╔══

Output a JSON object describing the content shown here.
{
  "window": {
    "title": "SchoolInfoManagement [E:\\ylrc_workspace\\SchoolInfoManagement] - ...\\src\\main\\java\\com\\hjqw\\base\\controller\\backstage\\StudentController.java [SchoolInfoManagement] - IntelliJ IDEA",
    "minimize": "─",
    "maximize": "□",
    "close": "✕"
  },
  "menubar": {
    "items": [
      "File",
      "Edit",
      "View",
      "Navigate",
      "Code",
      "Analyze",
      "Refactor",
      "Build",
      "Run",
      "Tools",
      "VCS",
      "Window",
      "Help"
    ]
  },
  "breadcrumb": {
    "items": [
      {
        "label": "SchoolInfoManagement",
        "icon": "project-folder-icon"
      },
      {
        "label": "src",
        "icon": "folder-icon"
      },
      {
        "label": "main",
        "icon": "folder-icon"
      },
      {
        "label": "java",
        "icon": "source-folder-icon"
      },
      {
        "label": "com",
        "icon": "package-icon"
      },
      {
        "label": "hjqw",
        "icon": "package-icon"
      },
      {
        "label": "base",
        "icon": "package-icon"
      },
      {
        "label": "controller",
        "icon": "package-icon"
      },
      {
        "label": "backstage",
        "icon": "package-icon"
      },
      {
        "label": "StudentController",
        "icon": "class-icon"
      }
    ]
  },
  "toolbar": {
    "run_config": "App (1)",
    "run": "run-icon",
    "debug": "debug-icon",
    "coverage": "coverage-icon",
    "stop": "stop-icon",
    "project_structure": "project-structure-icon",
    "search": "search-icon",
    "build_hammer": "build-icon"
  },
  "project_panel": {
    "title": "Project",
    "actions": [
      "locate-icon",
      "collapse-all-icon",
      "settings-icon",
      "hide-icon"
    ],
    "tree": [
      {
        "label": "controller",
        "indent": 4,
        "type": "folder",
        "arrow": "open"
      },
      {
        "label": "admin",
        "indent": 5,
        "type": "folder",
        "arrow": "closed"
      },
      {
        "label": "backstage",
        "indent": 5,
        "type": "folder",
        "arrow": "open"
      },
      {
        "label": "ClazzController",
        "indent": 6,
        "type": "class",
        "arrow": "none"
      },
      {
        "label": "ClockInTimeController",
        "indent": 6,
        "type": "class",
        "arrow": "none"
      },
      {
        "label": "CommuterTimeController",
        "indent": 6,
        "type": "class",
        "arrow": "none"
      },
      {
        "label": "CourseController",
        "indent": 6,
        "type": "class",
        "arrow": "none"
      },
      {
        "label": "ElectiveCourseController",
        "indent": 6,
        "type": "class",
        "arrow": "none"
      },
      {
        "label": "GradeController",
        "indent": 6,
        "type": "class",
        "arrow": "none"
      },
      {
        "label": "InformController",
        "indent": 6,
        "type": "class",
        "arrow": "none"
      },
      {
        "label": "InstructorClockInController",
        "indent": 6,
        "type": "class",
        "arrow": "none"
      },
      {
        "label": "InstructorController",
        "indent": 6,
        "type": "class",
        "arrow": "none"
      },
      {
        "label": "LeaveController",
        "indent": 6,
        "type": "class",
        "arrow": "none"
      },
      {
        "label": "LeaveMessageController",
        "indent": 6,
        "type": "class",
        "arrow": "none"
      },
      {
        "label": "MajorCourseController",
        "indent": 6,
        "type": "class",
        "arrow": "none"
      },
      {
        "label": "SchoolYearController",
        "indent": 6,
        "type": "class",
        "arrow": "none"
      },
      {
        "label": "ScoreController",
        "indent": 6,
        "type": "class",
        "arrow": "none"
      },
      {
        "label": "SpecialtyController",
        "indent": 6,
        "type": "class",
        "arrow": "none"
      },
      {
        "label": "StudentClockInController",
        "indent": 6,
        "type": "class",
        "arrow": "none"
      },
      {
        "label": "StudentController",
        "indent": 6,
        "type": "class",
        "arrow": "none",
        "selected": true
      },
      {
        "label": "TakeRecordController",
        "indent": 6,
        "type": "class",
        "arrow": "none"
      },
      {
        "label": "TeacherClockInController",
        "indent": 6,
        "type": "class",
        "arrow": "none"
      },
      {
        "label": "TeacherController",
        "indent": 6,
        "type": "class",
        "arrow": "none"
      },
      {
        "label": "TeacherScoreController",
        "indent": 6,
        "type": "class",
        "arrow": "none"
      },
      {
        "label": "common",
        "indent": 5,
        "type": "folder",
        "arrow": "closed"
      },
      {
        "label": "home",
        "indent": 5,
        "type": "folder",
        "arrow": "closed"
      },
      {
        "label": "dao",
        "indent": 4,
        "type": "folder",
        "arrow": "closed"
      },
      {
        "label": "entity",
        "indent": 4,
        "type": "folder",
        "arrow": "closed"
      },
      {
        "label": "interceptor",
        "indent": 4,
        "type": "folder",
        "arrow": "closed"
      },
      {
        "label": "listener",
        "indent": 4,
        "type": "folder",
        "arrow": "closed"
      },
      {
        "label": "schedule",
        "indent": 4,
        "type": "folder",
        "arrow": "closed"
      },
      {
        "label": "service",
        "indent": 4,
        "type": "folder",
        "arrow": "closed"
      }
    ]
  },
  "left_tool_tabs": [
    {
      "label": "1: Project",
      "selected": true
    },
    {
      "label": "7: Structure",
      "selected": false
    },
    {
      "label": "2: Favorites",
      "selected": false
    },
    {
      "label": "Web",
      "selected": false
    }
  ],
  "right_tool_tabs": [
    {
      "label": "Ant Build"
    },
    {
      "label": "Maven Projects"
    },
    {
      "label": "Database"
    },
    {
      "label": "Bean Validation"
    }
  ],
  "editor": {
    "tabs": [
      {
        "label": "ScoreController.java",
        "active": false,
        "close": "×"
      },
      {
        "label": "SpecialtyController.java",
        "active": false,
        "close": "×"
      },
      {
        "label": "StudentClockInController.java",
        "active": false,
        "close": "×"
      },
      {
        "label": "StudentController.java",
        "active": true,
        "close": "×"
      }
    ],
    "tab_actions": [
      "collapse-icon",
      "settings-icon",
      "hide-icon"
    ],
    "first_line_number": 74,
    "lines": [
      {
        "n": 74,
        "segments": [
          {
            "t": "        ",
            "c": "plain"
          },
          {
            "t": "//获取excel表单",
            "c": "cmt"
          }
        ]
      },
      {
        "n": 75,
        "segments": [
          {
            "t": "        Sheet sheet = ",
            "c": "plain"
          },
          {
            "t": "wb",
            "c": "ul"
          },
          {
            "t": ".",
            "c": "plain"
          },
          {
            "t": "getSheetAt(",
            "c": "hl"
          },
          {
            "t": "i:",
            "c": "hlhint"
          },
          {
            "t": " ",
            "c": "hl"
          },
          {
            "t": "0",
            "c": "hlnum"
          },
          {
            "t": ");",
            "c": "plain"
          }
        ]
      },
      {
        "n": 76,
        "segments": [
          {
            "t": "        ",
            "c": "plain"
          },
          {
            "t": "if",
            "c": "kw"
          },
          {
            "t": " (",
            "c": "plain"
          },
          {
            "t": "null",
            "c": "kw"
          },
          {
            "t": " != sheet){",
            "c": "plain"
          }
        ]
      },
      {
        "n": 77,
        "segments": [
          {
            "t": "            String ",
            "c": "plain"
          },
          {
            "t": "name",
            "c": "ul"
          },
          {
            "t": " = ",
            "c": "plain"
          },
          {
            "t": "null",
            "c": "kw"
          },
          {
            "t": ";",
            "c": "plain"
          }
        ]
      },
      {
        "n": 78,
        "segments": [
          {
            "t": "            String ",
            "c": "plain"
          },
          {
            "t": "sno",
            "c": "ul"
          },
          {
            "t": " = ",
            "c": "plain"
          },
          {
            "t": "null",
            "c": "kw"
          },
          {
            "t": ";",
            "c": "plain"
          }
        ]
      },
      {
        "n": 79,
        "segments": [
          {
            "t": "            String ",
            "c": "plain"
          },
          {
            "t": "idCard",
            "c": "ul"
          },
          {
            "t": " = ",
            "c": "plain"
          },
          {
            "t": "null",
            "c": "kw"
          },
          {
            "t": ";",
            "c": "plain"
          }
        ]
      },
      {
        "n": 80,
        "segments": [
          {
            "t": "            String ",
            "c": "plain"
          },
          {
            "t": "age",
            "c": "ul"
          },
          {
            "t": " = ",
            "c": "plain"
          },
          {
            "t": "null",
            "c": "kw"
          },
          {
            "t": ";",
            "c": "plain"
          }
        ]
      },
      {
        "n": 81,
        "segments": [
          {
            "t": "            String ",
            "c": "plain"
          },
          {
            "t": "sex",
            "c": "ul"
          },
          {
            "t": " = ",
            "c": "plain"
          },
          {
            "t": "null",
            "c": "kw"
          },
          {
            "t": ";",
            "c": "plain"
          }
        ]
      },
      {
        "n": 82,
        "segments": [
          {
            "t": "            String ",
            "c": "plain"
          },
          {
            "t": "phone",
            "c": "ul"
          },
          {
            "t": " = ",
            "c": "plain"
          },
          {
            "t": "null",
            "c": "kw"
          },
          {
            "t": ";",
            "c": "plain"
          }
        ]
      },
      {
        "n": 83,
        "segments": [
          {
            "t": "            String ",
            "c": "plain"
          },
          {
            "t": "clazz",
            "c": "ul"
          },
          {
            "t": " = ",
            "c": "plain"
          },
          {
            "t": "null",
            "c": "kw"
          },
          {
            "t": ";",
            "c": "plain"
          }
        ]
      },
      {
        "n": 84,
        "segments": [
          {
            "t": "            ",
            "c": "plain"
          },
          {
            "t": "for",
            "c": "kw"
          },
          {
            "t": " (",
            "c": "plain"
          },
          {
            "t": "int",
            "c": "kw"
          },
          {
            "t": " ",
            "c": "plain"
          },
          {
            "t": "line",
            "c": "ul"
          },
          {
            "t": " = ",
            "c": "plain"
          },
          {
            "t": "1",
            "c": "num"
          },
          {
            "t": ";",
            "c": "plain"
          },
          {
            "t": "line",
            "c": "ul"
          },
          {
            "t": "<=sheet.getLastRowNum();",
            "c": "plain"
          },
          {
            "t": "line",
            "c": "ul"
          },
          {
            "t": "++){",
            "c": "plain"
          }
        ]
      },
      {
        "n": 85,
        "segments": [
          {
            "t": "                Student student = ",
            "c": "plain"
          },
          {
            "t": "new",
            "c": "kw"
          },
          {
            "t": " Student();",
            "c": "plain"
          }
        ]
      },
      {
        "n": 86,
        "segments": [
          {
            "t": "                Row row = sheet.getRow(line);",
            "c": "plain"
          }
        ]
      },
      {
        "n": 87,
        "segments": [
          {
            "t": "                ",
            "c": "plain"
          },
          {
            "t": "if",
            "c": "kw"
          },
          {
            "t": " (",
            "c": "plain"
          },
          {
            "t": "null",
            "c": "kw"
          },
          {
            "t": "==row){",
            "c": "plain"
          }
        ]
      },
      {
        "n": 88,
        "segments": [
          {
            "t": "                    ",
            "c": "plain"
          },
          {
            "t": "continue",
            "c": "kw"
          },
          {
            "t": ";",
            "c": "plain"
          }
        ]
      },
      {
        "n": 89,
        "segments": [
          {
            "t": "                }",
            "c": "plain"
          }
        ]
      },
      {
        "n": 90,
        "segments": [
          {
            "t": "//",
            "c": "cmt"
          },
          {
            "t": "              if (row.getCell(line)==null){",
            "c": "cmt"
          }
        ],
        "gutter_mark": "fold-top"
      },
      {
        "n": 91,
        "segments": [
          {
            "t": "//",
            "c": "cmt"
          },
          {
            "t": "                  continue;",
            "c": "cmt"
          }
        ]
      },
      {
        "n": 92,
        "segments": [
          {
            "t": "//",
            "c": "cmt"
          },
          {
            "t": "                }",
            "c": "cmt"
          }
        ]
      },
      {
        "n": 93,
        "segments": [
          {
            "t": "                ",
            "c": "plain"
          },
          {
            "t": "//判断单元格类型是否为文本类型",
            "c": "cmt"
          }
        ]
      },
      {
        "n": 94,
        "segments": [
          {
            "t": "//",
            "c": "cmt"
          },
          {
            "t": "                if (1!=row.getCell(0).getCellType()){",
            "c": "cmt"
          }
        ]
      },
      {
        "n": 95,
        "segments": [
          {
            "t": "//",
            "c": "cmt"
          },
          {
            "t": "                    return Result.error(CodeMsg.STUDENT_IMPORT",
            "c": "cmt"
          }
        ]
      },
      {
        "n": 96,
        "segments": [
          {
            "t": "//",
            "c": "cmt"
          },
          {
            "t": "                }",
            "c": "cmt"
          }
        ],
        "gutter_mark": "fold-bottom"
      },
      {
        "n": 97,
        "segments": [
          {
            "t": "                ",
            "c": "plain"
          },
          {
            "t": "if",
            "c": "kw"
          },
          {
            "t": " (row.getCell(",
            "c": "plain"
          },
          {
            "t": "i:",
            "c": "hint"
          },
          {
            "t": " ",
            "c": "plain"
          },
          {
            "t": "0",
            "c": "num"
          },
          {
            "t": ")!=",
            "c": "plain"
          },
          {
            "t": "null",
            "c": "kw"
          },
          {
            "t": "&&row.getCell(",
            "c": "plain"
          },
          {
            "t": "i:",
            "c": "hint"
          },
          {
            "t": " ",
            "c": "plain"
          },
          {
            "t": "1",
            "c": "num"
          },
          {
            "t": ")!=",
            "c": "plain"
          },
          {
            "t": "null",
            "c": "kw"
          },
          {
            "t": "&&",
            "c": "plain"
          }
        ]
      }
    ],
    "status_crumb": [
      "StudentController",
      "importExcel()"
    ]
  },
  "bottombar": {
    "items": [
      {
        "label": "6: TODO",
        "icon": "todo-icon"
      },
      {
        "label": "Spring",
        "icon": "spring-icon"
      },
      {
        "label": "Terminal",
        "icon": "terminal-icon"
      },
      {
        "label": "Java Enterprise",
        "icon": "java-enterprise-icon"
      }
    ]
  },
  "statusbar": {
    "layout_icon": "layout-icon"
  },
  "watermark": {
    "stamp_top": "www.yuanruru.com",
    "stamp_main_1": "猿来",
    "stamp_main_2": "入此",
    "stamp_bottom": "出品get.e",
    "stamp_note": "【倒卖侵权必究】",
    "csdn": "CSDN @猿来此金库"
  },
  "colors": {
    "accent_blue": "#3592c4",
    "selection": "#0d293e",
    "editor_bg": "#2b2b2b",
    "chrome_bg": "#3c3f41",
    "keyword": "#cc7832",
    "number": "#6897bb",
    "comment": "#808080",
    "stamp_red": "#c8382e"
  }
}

╚══

▸ **What you need to do**
Copy every line of the entries above in which "getCell" occurs.

▸ **Expected answer**
            "t": "              if (row.getCell(line)==null){",
            "t": "                if (1!=row.getCell(0).getCellType()){",
            "t": " (row.getCell(",
            "t": "&&row.getCell(",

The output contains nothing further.